Directions for this task: Give the number of lines that hold the string "режима". Nothing else is needed.

Recorded information:
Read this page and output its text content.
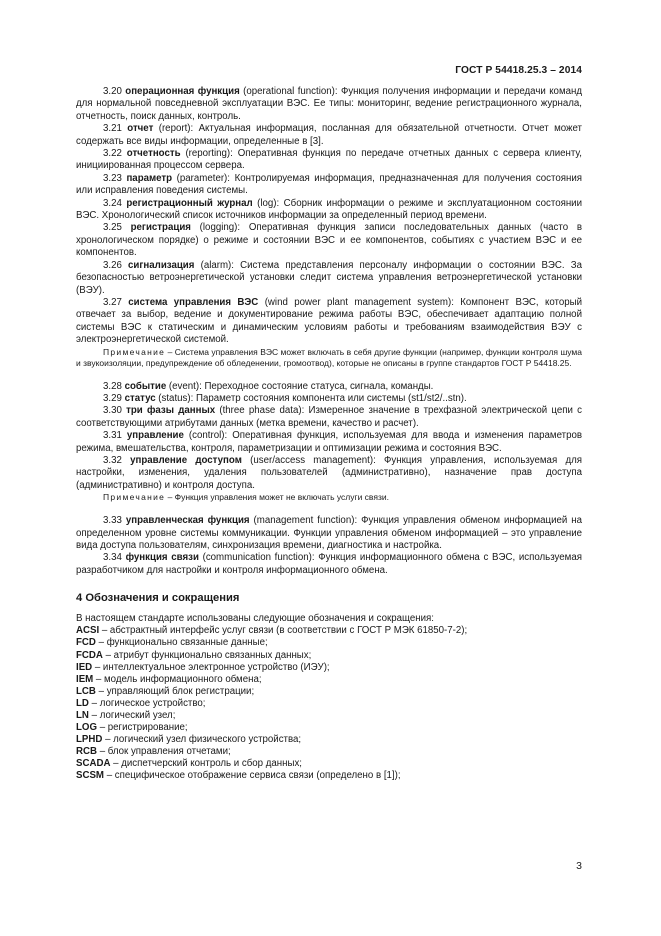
ГОСТ Р 54418.25.3 – 2014

3.20 операционная функция (operational function): Функция получения информации и передачи команд для нормальной повседневной эксплуатации ВЭС. Ее типы: мониторинг, ведение регистрационного журнала, отчетность, поиск данных, контроль.

3.21 отчет (report): Актуальная информация, посланная для обязательной отчетности. Отчет может содержать все виды информации, определенные в [3].

3.22 отчетность (reporting): Оперативная функция по передаче отчетных данных с сервера клиенту, инициированная процессом сервера.

3.23 параметр (parameter): Контролируемая информация, предназначенная для получения состояния или исправления поведения системы.

3.24 регистрационный журнал (log): Сборник информации о режиме и эксплуатационном состоянии ВЭС. Хронологический список источников информации за определенный период времени.

3.25 регистрация (logging): Оперативная функция записи последовательных данных (часто в хронологическом порядке) о режиме и состоянии ВЭС и ее компонентов, событиях с участием ВЭС и ее компонентов.

3.26 сигнализация (alarm): Система представления персоналу информации о состоянии ВЭС. За безопасностью ветроэнергетической установки следит система управления ветроэнергетической установки (ВЭУ).

3.27 система управления ВЭС (wind power plant management system): Компонент ВЭС, который отвечает за выбор, ведение и документирование режима работы ВЭС, обеспечивает адаптацию полной системы ВЭС к статическим и динамическим условиям работы и требованиям взаимодействия ВЭУ с электроэнергетической системой.

Примечание – Система управления ВЭС может включать в себя другие функции (например, функции контроля шума и звукоизоляции, предупреждение об обледенении, громоотвод), которые не описаны в группе стандартов ГОСТ Р 54418.25.

3.28 событие (event): Переходное состояние статуса, сигнала, команды.

3.29 статус (status): Параметр состояния компонента или системы (st1/st2/..stn).

3.30 три фазы данных (three phase data): Измеренное значение в трехфазной электрической цепи с соответствующими атрибутами данных (метка времени, качество и расчет).

3.31 управление (control): Оперативная функция, используемая для ввода и изменения параметров режима, вмешательства, контроля, параметризации и оптимизации режима и состояния ВЭС.

3.32 управление доступом (user/access management): Функция управления, используемая для настройки, изменения, удаления пользователей (административно), назначение прав доступа (административно) и контроля доступа.

Примечание – Функция управления может не включать услуги связи.

3.33 управленческая функция (management function): Функция управления обменом информацией на определенном уровне системы коммуникации. Функции управления обменом информацией – это управление вида доступа пользователям, синхронизация времени, диагностика и настройка.

3.34 функция связи (communication function): Функция информационного обмена с ВЭС, используемая разработчиком для настройки и контроля информационного обмена.

4 Обозначения и сокращения

В настоящем стандарте использованы следующие обозначения и сокращения:

ACSI – абстрактный интерфейс услуг связи (в соответствии с ГОСТ Р МЭК 61850-7-2);
FCD – функционально связанные данные;
FCDA – атрибут функционально связанных данных;
IED – интеллектуальное электронное устройство (ИЭУ);
IEM – модель информационного обмена;
LCB – управляющий блок регистрации;
LD – логическое устройство;
LN – логический узел;
LOG – регистрирование;
LPHD – логический узел физического устройства;
RCB – блок управления отчетами;
SCADA – диспетчерский контроль и сбор данных;
SCSM – специфическое отображение сервиса связи (определено в [1]);
3
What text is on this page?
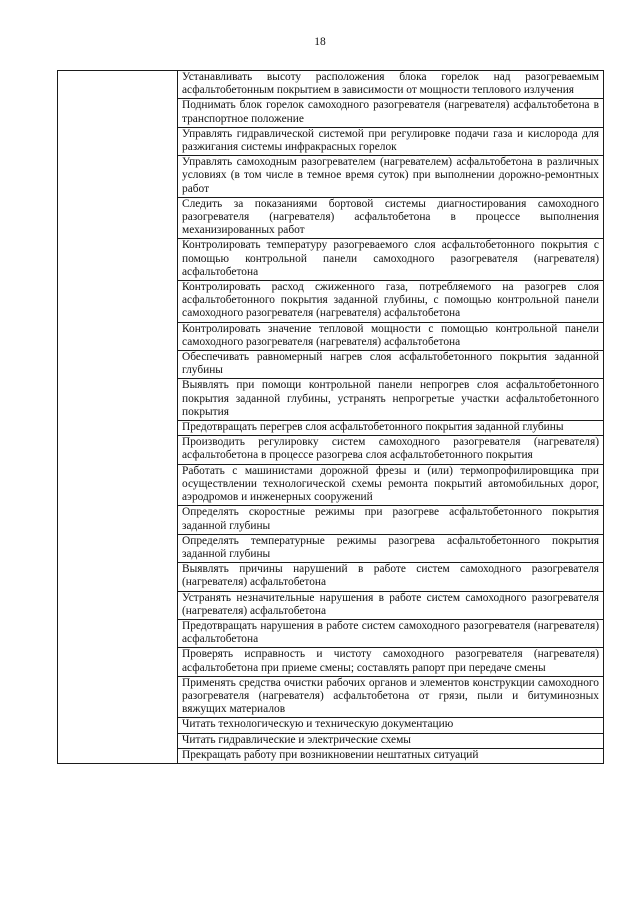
18
	Устанавливать высоту расположения блока горелок над разогреваемым асфальтобетонным покрытием в зависимости от мощности теплового излучения
Поднимать блок горелок самоходного разогревателя (нагревателя) асфальтобетона в транспортное положение
Управлять гидравлической системой при регулировке подачи газа и кислорода для разжигания системы инфракрасных горелок
Управлять самоходным разогревателем (нагревателем) асфальтобетона в различных условиях (в том числе в темное время суток) при выполнении дорожно-ремонтных работ
Следить за показаниями бортовой системы диагностирования самоходного разогревателя (нагревателя) асфальтобетона в процессе выполнения механизированных работ
Контролировать температуру разогреваемого слоя асфальтобетонного покрытия с помощью контрольной панели самоходного разогревателя (нагревателя) асфальтобетона
Контролировать расход сжиженного газа, потребляемого на разогрев слоя асфальтобетонного покрытия заданной глубины, с помощью контрольной панели самоходного разогревателя (нагревателя) асфальтобетона
Контролировать значение тепловой мощности с помощью контрольной панели самоходного разогревателя (нагревателя) асфальтобетона
Обеспечивать равномерный нагрев слоя асфальтобетонного покрытия заданной глубины
Выявлять при помощи контрольной панели непрогрев слоя асфальтобетонного покрытия заданной глубины, устранять непрогретые участки асфальтобетонного покрытия
Предотвращать перегрев слоя асфальтобетонного покрытия заданной глубины
Производить регулировку систем самоходного разогревателя (нагревателя) асфальтобетона в процессе разогрева слоя асфальтобетонного покрытия
Работать с машинистами дорожной фрезы и (или) термопрофилировщика при осуществлении технологической схемы ремонта покрытий автомобильных дорог, аэродромов и инженерных сооружений
Определять скоростные режимы при разогреве асфальтобетонного покрытия заданной глубины
Определять температурные режимы разогрева асфальтобетонного покрытия заданной глубины
Выявлять причины нарушений в работе систем самоходного разогревателя (нагревателя) асфальтобетона
Устранять незначительные нарушения в работе систем самоходного разогревателя (нагревателя) асфальтобетона
Предотвращать нарушения в работе систем самоходного разогревателя (нагревателя) асфальтобетона
Проверять исправность и чистоту самоходного разогревателя (нагревателя) асфальтобетона при приеме смены; составлять рапорт при передаче смены
Применять средства очистки рабочих органов и элементов конструкции самоходного разогревателя (нагревателя) асфальтобетона от грязи, пыли и битуминозных вяжущих материалов
Читать технологическую и техническую документацию
Читать гидравлические и электрические схемы
Прекращать работу при возникновении нештатных ситуаций
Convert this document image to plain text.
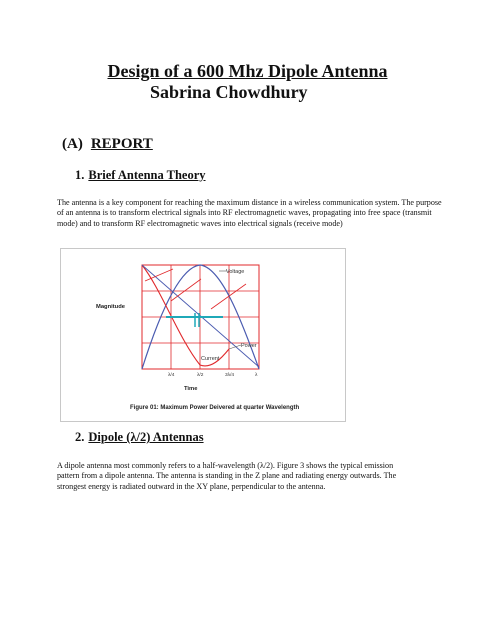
Design of a 600 Mhz Dipole Antenna
Sabrina Chowdhury
(A) REPORT
1. Brief Antenna Theory
The antenna is a key component for reaching the maximum distance in a wireless communication system. The purpose of an antenna is to transform electrical signals into RF electromagnetic waves, propagating into free space (transmit mode) and to transform RF electromagnetic waves into electrical signals (receive mode)
Voltage
Power
Current
Magnitude
λ/4	λ/2	3λ/4	λ
Time
Figure 01: Maximum Power Deivered at quarter Wavelength
2. Dipole (λ/2) Antennas
A dipole antenna most commonly refers to a half-wavelength (λ/2). Figure 3 shows the typical emission pattern from a dipole antenna. The antenna is standing in the Z plane and radiating energy outwards. The strongest energy is radiated outward in the XY plane, perpendicular to the antenna.
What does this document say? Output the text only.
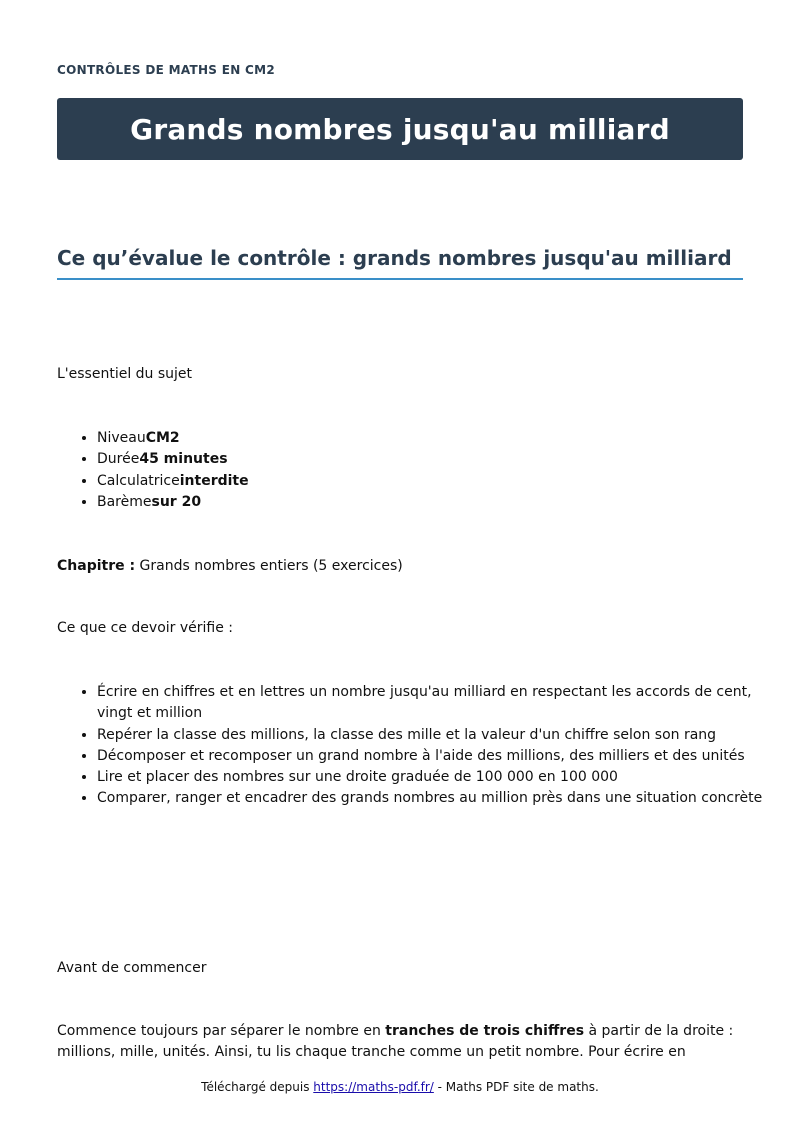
CONTRÔLES DE MATHS EN CM2
Grands nombres jusqu'au milliard
Ce qu’évalue le contrôle : grands nombres jusqu'au milliard

L'essentiel du sujet

• NiveauCM2
• Durée45 minutes
• Calculatriceinterdite
• Barèmesur 20

Chapitre : Grands nombres entiers (5 exercices)

Ce que ce devoir vérifie :

• Écrire en chiffres et en lettres un nombre jusqu'au milliard en respectant les accords de cent, vingt et million
• Repérer la classe des millions, la classe des mille et la valeur d'un chiffre selon son rang
• Décomposer et recomposer un grand nombre à l'aide des millions, des milliers et des unités
• Lire et placer des nombres sur une droite graduée de 100 000 en 100 000
• Comparer, ranger et encadrer des grands nombres au million près dans une situation concrète

Avant de commencer

Commence toujours par séparer le nombre en tranches de trois chiffres à partir de la droite : millions, mille, unités. Ainsi, tu lis chaque tranche comme un petit nombre. Pour écrire en

Téléchargé depuis https://maths-pdf.fr/ - Maths PDF site de maths.
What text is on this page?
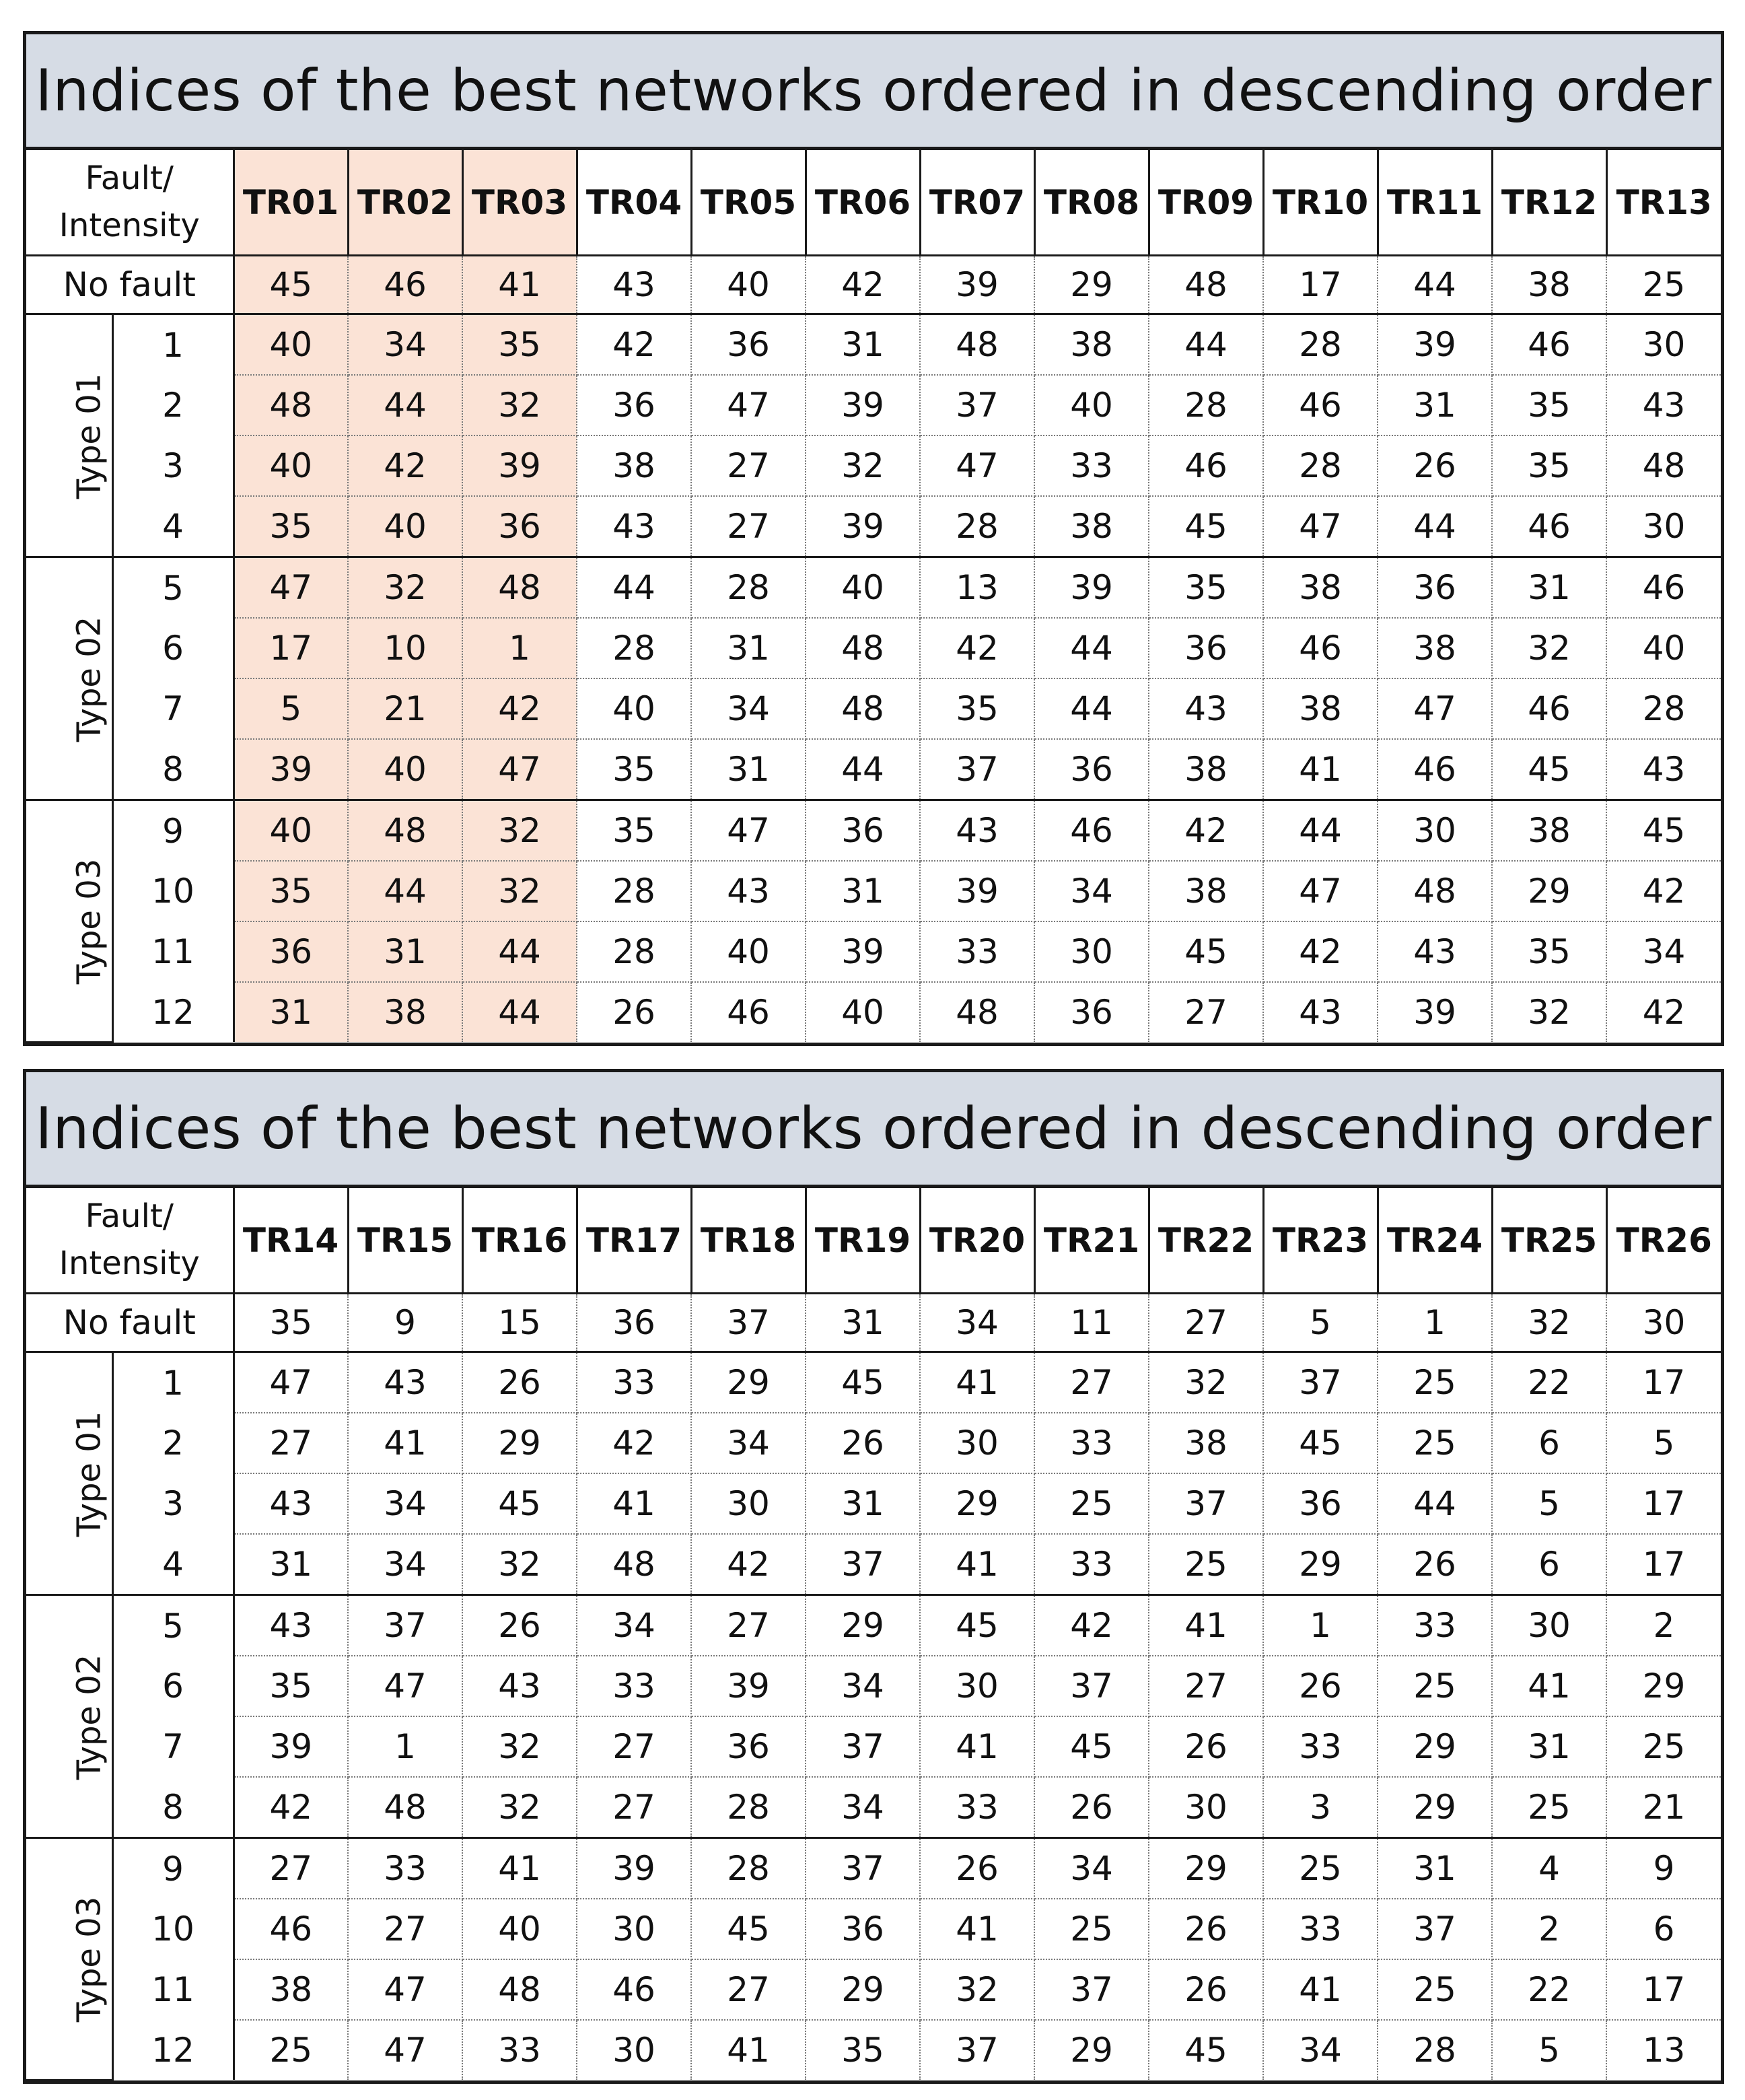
Indices of the best networks ordered in descending order
Fault/
Intensity		TR01	TR02	TR03	TR04	TR05	TR06	TR07	TR08	TR09	TR10	TR11	TR12	TR13
No fault		45	46	41	43	40	42	39	29	48	17	44	38	25
Type 01	1	40	34	35	42	36	31	48	38	44	28	39	46	30
	2	48	44	32	36	47	39	37	40	28	46	31	35	43
	3	40	42	39	38	27	32	47	33	46	28	26	35	48
	4	35	40	36	43	27	39	28	38	45	47	44	46	30
Type 02	5	47	32	48	44	28	40	13	39	35	38	36	31	46
	6	17	10	1	28	31	48	42	44	36	46	38	32	40
	7	5	21	42	40	34	48	35	44	43	38	47	46	28
	8	39	40	47	35	31	44	37	36	38	41	46	45	43
Type 03	9	40	48	32	35	47	36	43	46	42	44	30	38	45
	10	35	44	32	28	43	31	39	34	38	47	48	29	42
	11	36	31	44	28	40	39	33	30	45	42	43	35	34
	12	31	38	44	26	46	40	48	36	27	43	39	32	42
Indices of the best networks ordered in descending order
Fault/
Intensity		TR14	TR15	TR16	TR17	TR18	TR19	TR20	TR21	TR22	TR23	TR24	TR25	TR26
No fault		35	9	15	36	37	31	34	11	27	5	1	32	30
Type 01	1	47	43	26	33	29	45	41	27	32	37	25	22	17
	2	27	41	29	42	34	26	30	33	38	45	25	6	5
	3	43	34	45	41	30	31	29	25	37	36	44	5	17
	4	31	34	32	48	42	37	41	33	25	29	26	6	17
Type 02	5	43	37	26	34	27	29	45	42	41	1	33	30	2
	6	35	47	43	33	39	34	30	37	27	26	25	41	29
	7	39	1	32	27	36	37	41	45	26	33	29	31	25
	8	42	48	32	27	28	34	33	26	30	3	29	25	21
Type 03	9	27	33	41	39	28	37	26	34	29	25	31	4	9
	10	46	27	40	30	45	36	41	25	26	33	37	2	6
	11	38	47	48	46	27	29	32	37	26	41	25	22	17
	12	25	47	33	30	41	35	37	29	45	34	28	5	13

Output for this exercise: 2